**PROMPT**:
Below are entries to be transcribed exactly; exclude the pictures from the copy.

**SOURCE RECORDS**:
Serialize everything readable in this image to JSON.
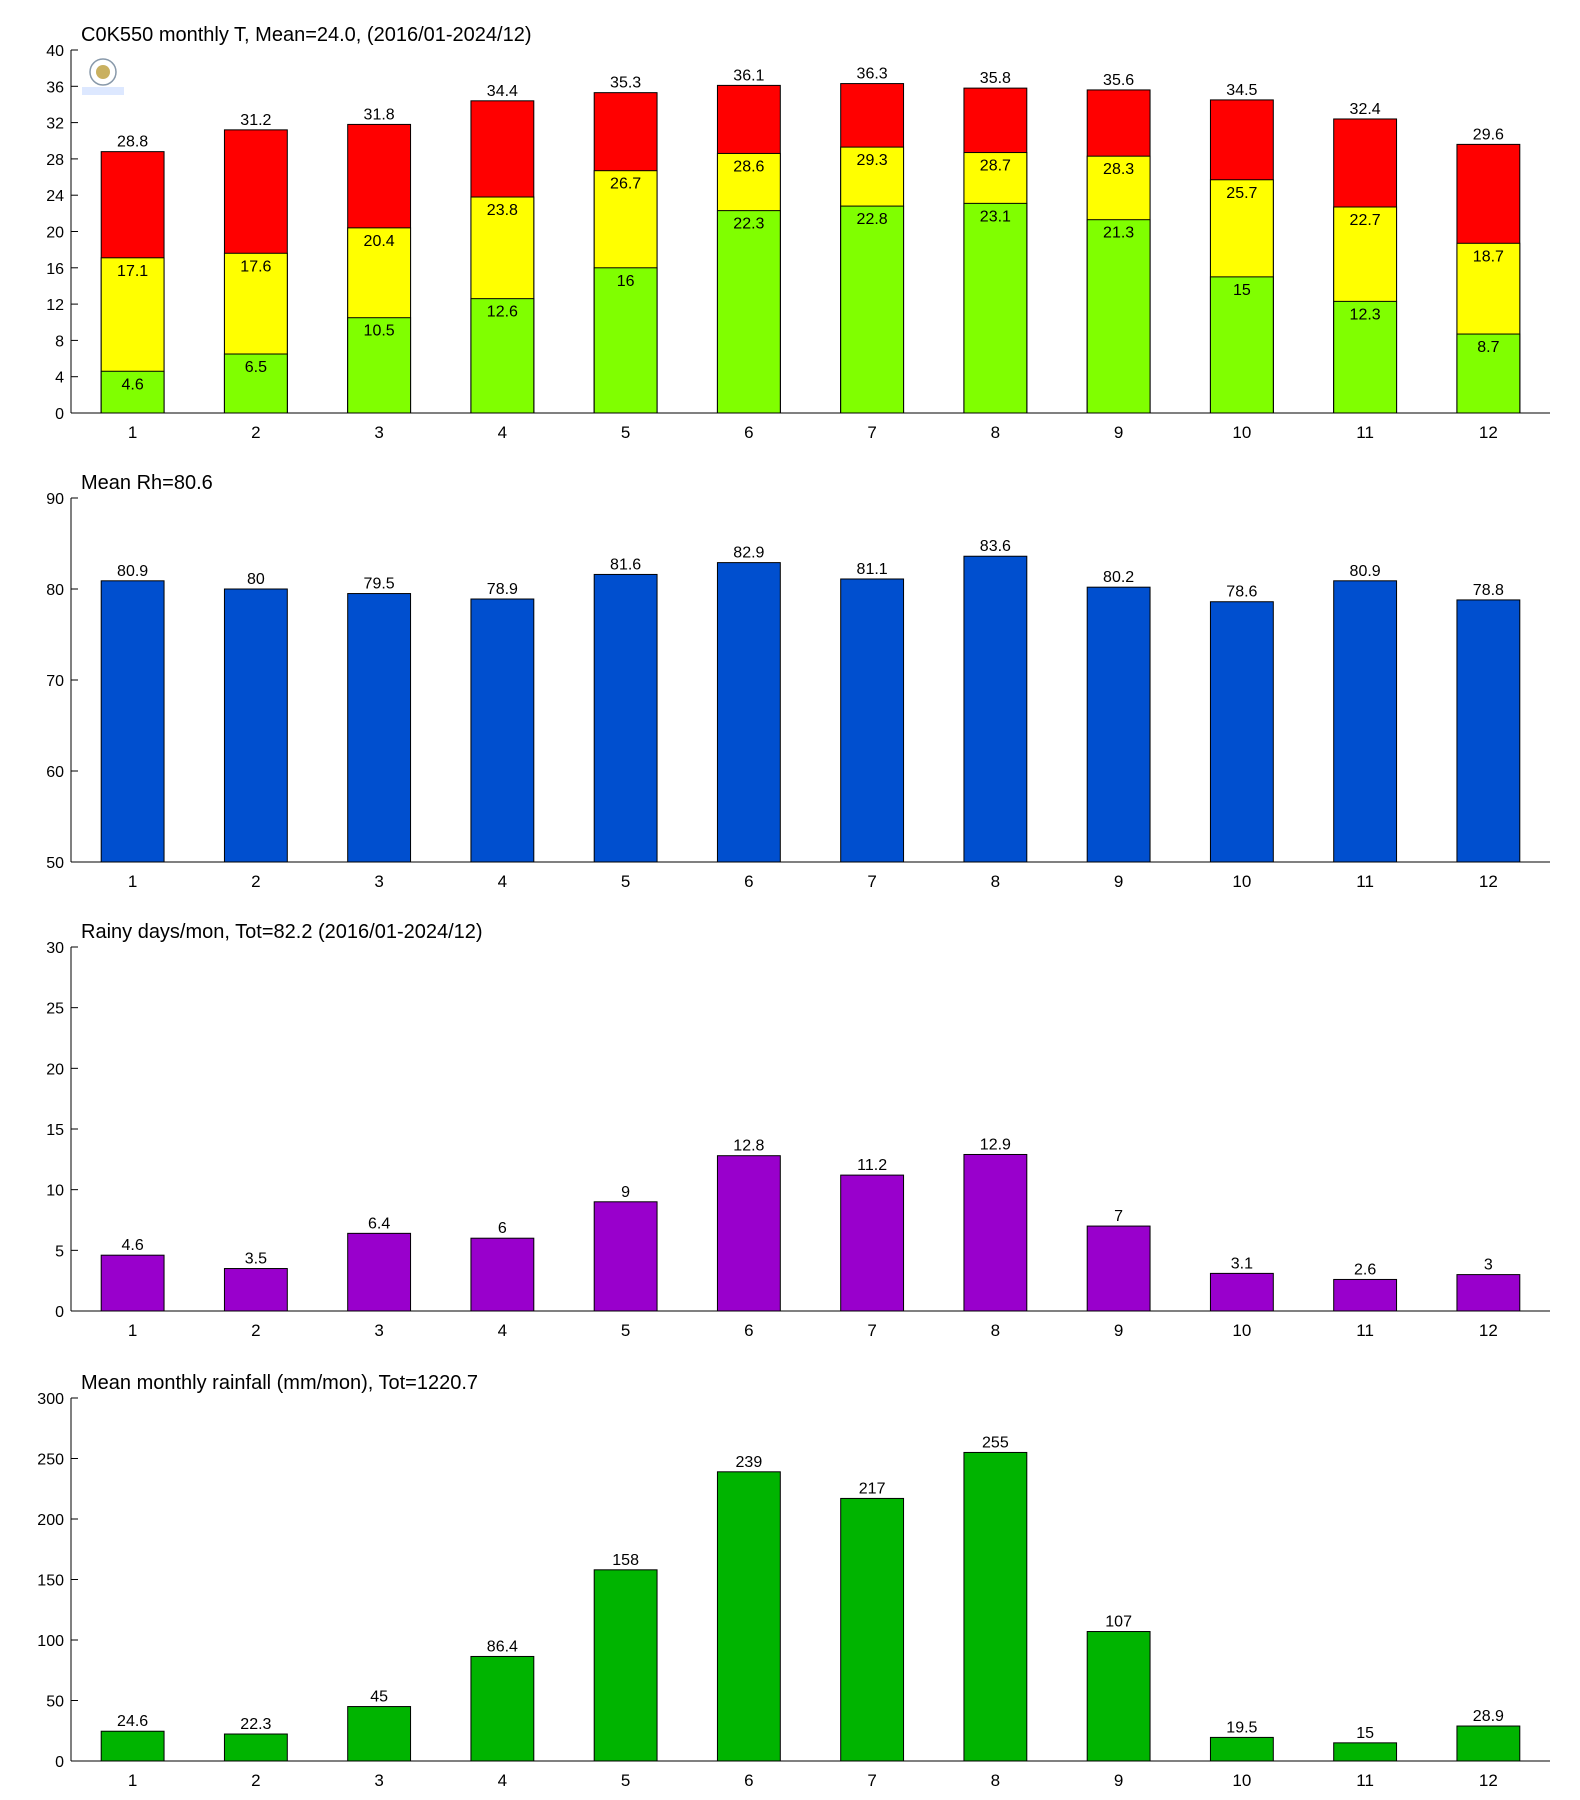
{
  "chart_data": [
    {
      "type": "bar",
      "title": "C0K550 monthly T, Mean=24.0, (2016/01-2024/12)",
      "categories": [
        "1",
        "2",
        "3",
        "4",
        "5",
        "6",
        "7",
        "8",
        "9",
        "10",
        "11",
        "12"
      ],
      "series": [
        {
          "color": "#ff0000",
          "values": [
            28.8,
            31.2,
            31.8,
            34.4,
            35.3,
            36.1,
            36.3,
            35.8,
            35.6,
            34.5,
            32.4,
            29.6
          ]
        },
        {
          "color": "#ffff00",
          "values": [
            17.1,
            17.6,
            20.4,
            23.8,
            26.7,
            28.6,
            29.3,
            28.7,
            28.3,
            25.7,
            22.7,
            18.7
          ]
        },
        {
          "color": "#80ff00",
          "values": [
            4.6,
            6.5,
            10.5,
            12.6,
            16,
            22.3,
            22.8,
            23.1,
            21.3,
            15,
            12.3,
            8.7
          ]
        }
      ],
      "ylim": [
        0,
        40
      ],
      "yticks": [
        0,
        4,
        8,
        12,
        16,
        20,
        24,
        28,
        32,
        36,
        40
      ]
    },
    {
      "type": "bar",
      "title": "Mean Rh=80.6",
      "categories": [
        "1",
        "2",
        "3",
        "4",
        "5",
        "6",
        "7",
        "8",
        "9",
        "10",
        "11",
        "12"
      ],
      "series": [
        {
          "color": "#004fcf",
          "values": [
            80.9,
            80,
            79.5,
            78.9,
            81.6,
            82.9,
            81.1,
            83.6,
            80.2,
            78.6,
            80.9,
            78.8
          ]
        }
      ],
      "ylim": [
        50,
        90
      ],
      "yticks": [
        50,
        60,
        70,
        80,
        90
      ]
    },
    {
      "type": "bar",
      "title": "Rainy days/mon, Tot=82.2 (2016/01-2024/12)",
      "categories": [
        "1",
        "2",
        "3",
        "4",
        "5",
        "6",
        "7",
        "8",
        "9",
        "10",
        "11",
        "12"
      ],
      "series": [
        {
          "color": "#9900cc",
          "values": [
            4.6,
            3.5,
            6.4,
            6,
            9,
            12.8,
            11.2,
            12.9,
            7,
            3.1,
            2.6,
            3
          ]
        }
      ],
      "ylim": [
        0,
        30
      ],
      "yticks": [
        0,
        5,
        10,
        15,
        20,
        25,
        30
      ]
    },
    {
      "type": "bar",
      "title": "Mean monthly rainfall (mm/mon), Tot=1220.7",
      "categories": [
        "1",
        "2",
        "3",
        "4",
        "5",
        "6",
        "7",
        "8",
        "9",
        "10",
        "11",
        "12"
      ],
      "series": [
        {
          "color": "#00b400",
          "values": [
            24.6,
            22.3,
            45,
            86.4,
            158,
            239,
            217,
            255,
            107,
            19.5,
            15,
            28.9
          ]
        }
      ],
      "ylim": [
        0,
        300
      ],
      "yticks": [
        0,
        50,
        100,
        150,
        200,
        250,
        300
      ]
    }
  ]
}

**WRITTEN SOLUTION**:
Serialize everything readable in this image to JSON.
{
  "chart_data": [
    {
      "type": "bar",
      "title": "C0K550 monthly T, Mean=24.0, (2016/01-2024/12)",
      "categories": [
        "1",
        "2",
        "3",
        "4",
        "5",
        "6",
        "7",
        "8",
        "9",
        "10",
        "11",
        "12"
      ],
      "series": [
        {
          "color": "#ff0000",
          "values": [
            28.8,
            31.2,
            31.8,
            34.4,
            35.3,
            36.1,
            36.3,
            35.8,
            35.6,
            34.5,
            32.4,
            29.6
          ]
        },
        {
          "color": "#ffff00",
          "values": [
            17.1,
            17.6,
            20.4,
            23.8,
            26.7,
            28.6,
            29.3,
            28.7,
            28.3,
            25.7,
            22.7,
            18.7
          ]
        },
        {
          "color": "#80ff00",
          "values": [
            4.6,
            6.5,
            10.5,
            12.6,
            16,
            22.3,
            22.8,
            23.1,
            21.3,
            15,
            12.3,
            8.7
          ]
        }
      ],
      "ylim": [
        0,
        40
      ],
      "yticks": [
        0,
        4,
        8,
        12,
        16,
        20,
        24,
        28,
        32,
        36,
        40
      ]
    },
    {
      "type": "bar",
      "title": "Mean Rh=80.6",
      "categories": [
        "1",
        "2",
        "3",
        "4",
        "5",
        "6",
        "7",
        "8",
        "9",
        "10",
        "11",
        "12"
      ],
      "series": [
        {
          "color": "#004fcf",
          "values": [
            80.9,
            80,
            79.5,
            78.9,
            81.6,
            82.9,
            81.1,
            83.6,
            80.2,
            78.6,
            80.9,
            78.8
          ]
        }
      ],
      "ylim": [
        50,
        90
      ],
      "yticks": [
        50,
        60,
        70,
        80,
        90
      ]
    },
    {
      "type": "bar",
      "title": "Rainy days/mon, Tot=82.2 (2016/01-2024/12)",
      "categories": [
        "1",
        "2",
        "3",
        "4",
        "5",
        "6",
        "7",
        "8",
        "9",
        "10",
        "11",
        "12"
      ],
      "series": [
        {
          "color": "#9900cc",
          "values": [
            4.6,
            3.5,
            6.4,
            6,
            9,
            12.8,
            11.2,
            12.9,
            7,
            3.1,
            2.6,
            3
          ]
        }
      ],
      "ylim": [
        0,
        30
      ],
      "yticks": [
        0,
        5,
        10,
        15,
        20,
        25,
        30
      ]
    },
    {
      "type": "bar",
      "title": "Mean monthly rainfall (mm/mon), Tot=1220.7",
      "categories": [
        "1",
        "2",
        "3",
        "4",
        "5",
        "6",
        "7",
        "8",
        "9",
        "10",
        "11",
        "12"
      ],
      "series": [
        {
          "color": "#00b400",
          "values": [
            24.6,
            22.3,
            45,
            86.4,
            158,
            239,
            217,
            255,
            107,
            19.5,
            15,
            28.9
          ]
        }
      ],
      "ylim": [
        0,
        300
      ],
      "yticks": [
        0,
        50,
        100,
        150,
        200,
        250,
        300
      ]
    }
  ]
}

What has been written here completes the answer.